> _指示 A_
下の近現代建築アーカイブズに関する文章から、「今日、近現代建築アーカイブズ」で始まり「ることができるかを考察する。」で終わる部分を一字一句変えずに抜き出すこと。

> _ページ抜粋_
▽
本研究は、社会における建築に関わる情報の交換と循環において「近現代建築アーカイブズ」を捉えると共に、建築アーキビストの役割を考察し、ひとつのモデルを提示するものである。具体的な検証素材とするのは、法政大学における大江宏アーカイブ構築と活用の事例である。近現代建築資料保存を担ってきた建築史学における蓄積と、アーカイブズ手法を理論的に扱ってきたアーカイブズ学の両方を土台とし、これらの領域を横断してその知見を応用し、それぞれの領域のみでは持ち得ない複眼的視座を獲得することを目指している。
 そもそも「近現代建築資料」とは所与の実体ではなく、ある主体によって何らかの目的のもとに資 料として見出されたものであり、その指し示す対象は、時代や主体との関係によって変化する。研究者は建築史の研究対象として近現代建築資料を見出し、資料内容の研究を進めることで、近現代建築アーカイブズの保存基盤を作ってきた。一方、アーカイブズの源泉となる資料や情報は、建築生産の過程において常に作成・使用され続けている。
 今日、近現代建築アーカイブズにはより広く社会的な役割が求められているが、その言葉が指し示す対象は明確ではなく、アーカイブズ手法の検証は端緒についたばかりである。建築領域においてアーキビストが果たすべき役割についても、充分に議論はされていない。このような状況に対して、その様々な価値ゆえに使用・維持・保存されてきた近現代建築資料を複数の観点から捉え直し、それらの総体に対して近現代建築アーカイブズという手法・活動をどのように位置付けることができるかを考察する。
△
> _提供情報_
▽
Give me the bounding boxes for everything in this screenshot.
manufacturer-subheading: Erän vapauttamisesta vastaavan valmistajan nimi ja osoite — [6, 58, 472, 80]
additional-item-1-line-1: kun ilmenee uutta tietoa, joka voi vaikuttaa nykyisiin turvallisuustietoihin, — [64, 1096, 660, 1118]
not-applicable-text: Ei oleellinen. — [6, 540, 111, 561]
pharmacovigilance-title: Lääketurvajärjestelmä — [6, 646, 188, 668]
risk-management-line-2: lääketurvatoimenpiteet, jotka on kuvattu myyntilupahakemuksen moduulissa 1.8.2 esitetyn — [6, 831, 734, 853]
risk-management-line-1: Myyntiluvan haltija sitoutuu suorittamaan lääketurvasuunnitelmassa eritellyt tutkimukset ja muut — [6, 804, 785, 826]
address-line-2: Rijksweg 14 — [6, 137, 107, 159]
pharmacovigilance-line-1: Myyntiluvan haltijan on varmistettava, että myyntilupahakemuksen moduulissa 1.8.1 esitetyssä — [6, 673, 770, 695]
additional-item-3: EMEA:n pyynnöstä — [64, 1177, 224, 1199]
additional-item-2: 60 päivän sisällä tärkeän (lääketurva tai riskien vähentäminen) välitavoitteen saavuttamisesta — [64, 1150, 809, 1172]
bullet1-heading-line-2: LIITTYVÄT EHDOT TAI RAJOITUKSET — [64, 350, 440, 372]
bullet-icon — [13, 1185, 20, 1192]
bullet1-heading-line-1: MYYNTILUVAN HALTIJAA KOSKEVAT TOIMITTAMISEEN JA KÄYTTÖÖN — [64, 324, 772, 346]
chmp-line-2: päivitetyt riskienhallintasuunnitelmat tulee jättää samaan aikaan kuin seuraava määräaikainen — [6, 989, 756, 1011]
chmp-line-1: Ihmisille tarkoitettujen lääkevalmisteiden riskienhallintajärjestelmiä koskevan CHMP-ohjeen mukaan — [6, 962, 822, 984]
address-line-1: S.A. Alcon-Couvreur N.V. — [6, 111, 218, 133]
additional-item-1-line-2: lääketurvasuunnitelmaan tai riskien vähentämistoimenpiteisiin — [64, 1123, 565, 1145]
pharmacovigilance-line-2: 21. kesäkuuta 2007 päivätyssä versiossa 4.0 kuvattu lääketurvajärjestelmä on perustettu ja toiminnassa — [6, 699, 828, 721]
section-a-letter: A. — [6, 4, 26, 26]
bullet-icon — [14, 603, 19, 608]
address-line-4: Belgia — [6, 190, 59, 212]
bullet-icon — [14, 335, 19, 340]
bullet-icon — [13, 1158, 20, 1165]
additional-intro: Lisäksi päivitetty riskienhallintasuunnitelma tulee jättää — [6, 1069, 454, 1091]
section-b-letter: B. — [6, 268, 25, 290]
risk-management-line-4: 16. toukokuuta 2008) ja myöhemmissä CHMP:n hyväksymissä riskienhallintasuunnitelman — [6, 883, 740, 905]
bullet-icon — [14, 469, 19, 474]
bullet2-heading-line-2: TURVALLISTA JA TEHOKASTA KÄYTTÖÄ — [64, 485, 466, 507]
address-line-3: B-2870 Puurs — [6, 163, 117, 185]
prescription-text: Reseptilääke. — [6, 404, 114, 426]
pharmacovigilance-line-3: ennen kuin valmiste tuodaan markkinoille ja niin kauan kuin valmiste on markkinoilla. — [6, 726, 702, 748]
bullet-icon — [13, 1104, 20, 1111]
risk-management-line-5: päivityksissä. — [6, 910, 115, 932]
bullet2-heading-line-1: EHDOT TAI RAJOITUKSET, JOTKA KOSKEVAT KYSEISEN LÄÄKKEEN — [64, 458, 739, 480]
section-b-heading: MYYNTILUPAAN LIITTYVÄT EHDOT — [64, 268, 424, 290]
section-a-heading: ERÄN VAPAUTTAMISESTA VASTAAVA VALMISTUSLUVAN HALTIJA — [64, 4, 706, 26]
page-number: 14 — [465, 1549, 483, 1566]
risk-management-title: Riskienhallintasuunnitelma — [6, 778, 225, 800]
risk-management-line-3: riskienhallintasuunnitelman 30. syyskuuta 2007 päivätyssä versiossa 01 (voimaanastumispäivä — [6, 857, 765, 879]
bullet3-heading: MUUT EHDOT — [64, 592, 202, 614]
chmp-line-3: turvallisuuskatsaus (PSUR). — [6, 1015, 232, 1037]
△
> _指示 B_
上の記録の最初の行から始まり「not-applicable-text: Ei oleellinen.」を含む行で終わる範囲を、両端の行も含めて一字一句変えずに書き写すこと。

> _解答全文 A_
今日、近現代建築アーカイブズにはより広く社会的な役割が求められているが、その言葉が指し示す対象は明確ではなく、アーカイブズ手法の検証は端緒についたばかりである。建築領域においてアーキビストが果たすべき役割についても、充分に議論はされていない。このような状況に対して、その様々な価値ゆえに使用・維持・保存されてきた近現代建築資料を複数の観点から捉え直し、それらの総体に対して近現代建築アーカイブズという手法・活動をどのように位置付けることができるかを考察する。

> _解答全文 B_
Give me the bounding boxes for everything in this screenshot.
manufacturer-subheading: Erän vapauttamisesta vastaavan valmistajan nimi ja osoite — [6, 58, 472, 80]
additional-item-1-line-1: kun ilmenee uutta tietoa, joka voi vaikuttaa nykyisiin turvallisuustietoihin, — [64, 1096, 660, 1118]
not-applicable-text: Ei oleellinen. — [6, 540, 111, 561]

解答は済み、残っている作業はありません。